Exercise details
Locate every line in the records below that holds the word "bubble" and return each one.

** start Data provided **

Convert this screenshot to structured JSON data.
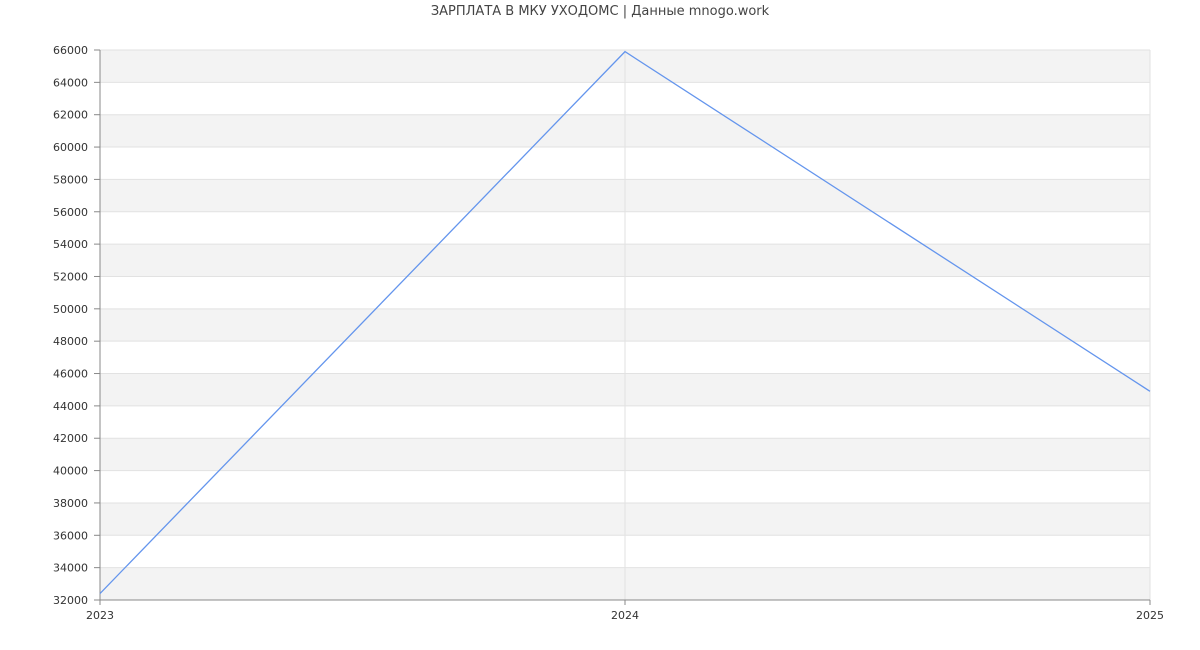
{
  "chart_data": {
    "type": "line",
    "title": "ЗАРПЛАТА В МКУ УХОДОМС | Данные mnogo.work",
    "xlabel": "",
    "ylabel": "",
    "x": [
      "2023",
      "2024",
      "2025"
    ],
    "series": [
      {
        "values": [
          32400,
          65900,
          44900
        ]
      }
    ],
    "ylim": [
      32000,
      66000
    ],
    "y_ticks": [
      32000,
      34000,
      36000,
      38000,
      40000,
      42000,
      44000,
      46000,
      48000,
      50000,
      52000,
      54000,
      56000,
      58000,
      60000,
      62000,
      64000,
      66000
    ],
    "grid": true,
    "legend": "none",
    "colors": {
      "line": "#6495ed",
      "band": "#f3f3f3",
      "grid": "#e2e2e2",
      "axis": "#888888"
    }
  }
}
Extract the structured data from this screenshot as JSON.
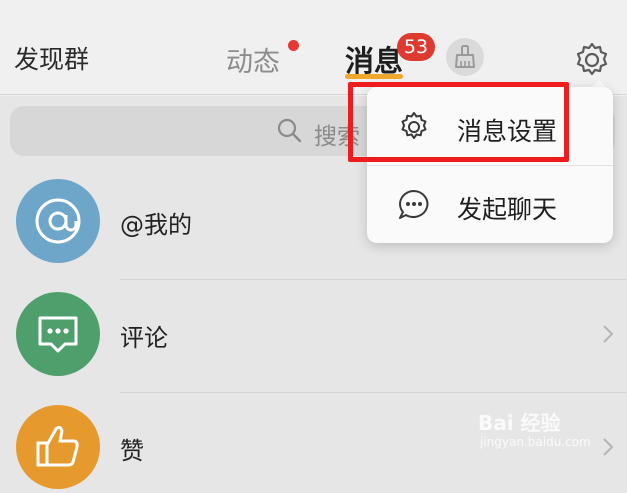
{
  "header": {
    "left_title": "发现群",
    "tabs": [
      {
        "label": "动态",
        "has_dot": true
      },
      {
        "label": "消息",
        "active": true,
        "badge": "53"
      }
    ],
    "icons": [
      "clean-brush-icon",
      "settings-gear-icon"
    ]
  },
  "search": {
    "placeholder": "搜索"
  },
  "list": [
    {
      "label": "@我的",
      "icon": "at-icon",
      "color": "#6ea6c9"
    },
    {
      "label": "评论",
      "icon": "comment-icon",
      "color": "#4f9f6c"
    },
    {
      "label": "赞",
      "icon": "thumbs-up-icon",
      "color": "#e69a2e"
    }
  ],
  "menu": {
    "items": [
      {
        "label": "消息设置",
        "icon": "settings-icon",
        "highlighted": true
      },
      {
        "label": "发起聊天",
        "icon": "chat-bubble-icon"
      }
    ]
  },
  "watermark": {
    "main": "Bai 经验",
    "sub": "jingyan.baidu.com"
  },
  "colors": {
    "accent_underline": "#f1a62e",
    "badge": "#dd3b30",
    "highlight_box": "#ee1c1c"
  }
}
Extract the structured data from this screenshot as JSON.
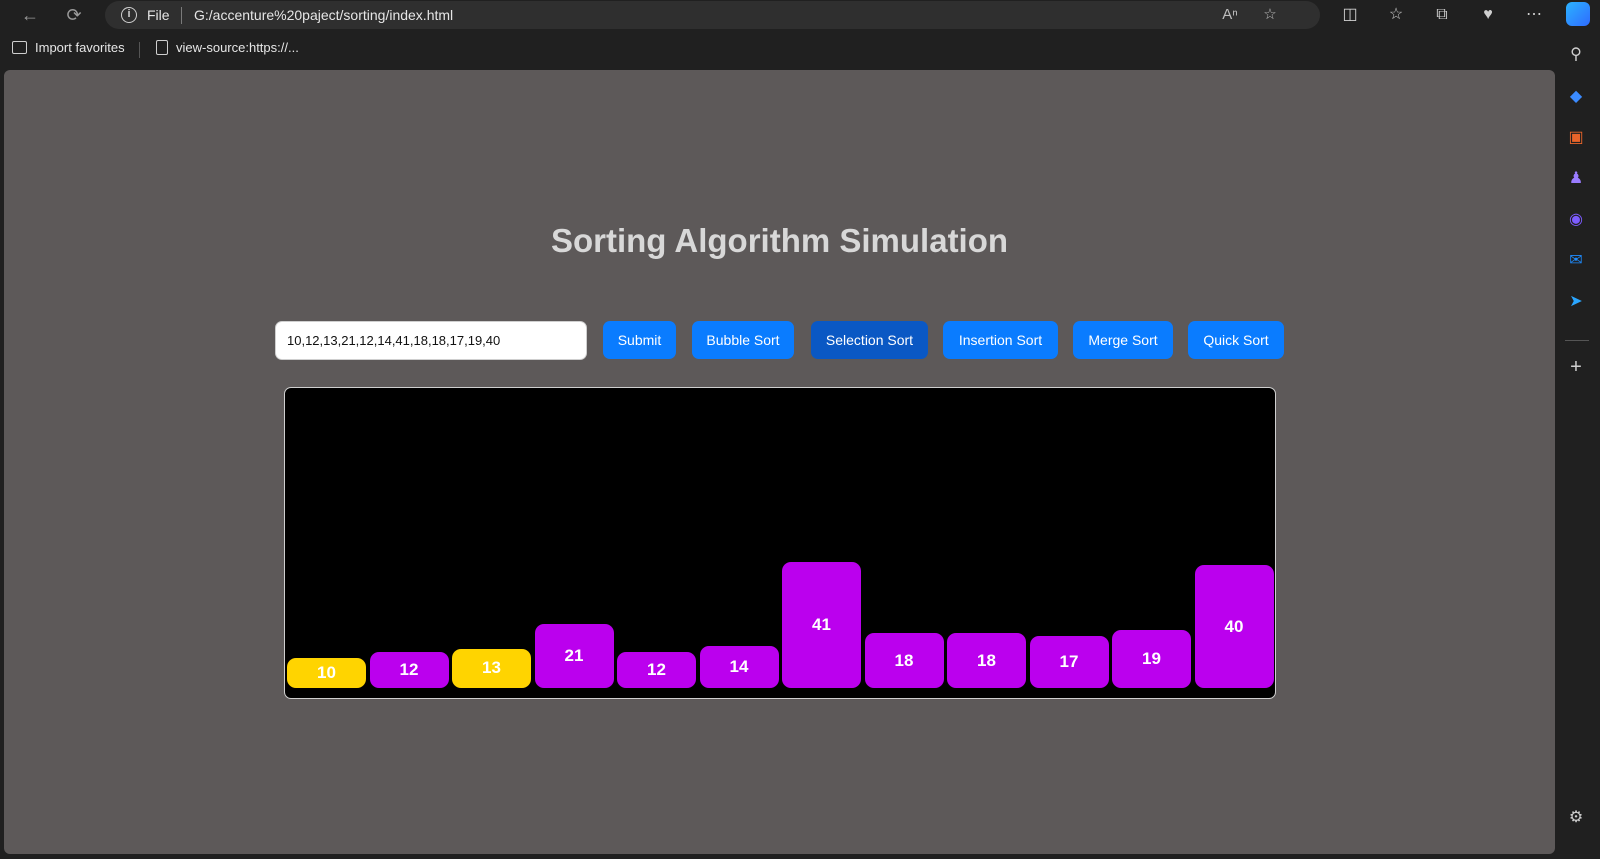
{
  "browser": {
    "file_label": "File",
    "url": "G:/accenture%20paject/sorting/index.html",
    "favorites": [
      {
        "label": "Import favorites"
      },
      {
        "label": "view-source:https://..."
      }
    ]
  },
  "page": {
    "title": "Sorting Algorithm Simulation",
    "input_value": "10,12,13,21,12,14,41,18,18,17,19,40",
    "buttons": {
      "submit": "Submit",
      "bubble": "Bubble Sort",
      "selection": "Selection Sort",
      "insertion": "Insertion Sort",
      "merge": "Merge Sort",
      "quick": "Quick Sort"
    },
    "active_button": "selection"
  },
  "colors": {
    "bar_default": "#bb00ee",
    "bar_highlight": "#ffd400",
    "highlight_text": "#ffffff",
    "button": "#0a7cff",
    "button_active": "#0a58c4"
  },
  "chart_data": {
    "type": "bar",
    "values": [
      10,
      12,
      13,
      21,
      12,
      14,
      41,
      18,
      18,
      17,
      19,
      40
    ],
    "highlighted_indices": [
      0,
      2
    ]
  }
}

** end Data provided **

Written reply
        "icon": "chat-bubble-icon"
      "bubble": "Bubble Sort",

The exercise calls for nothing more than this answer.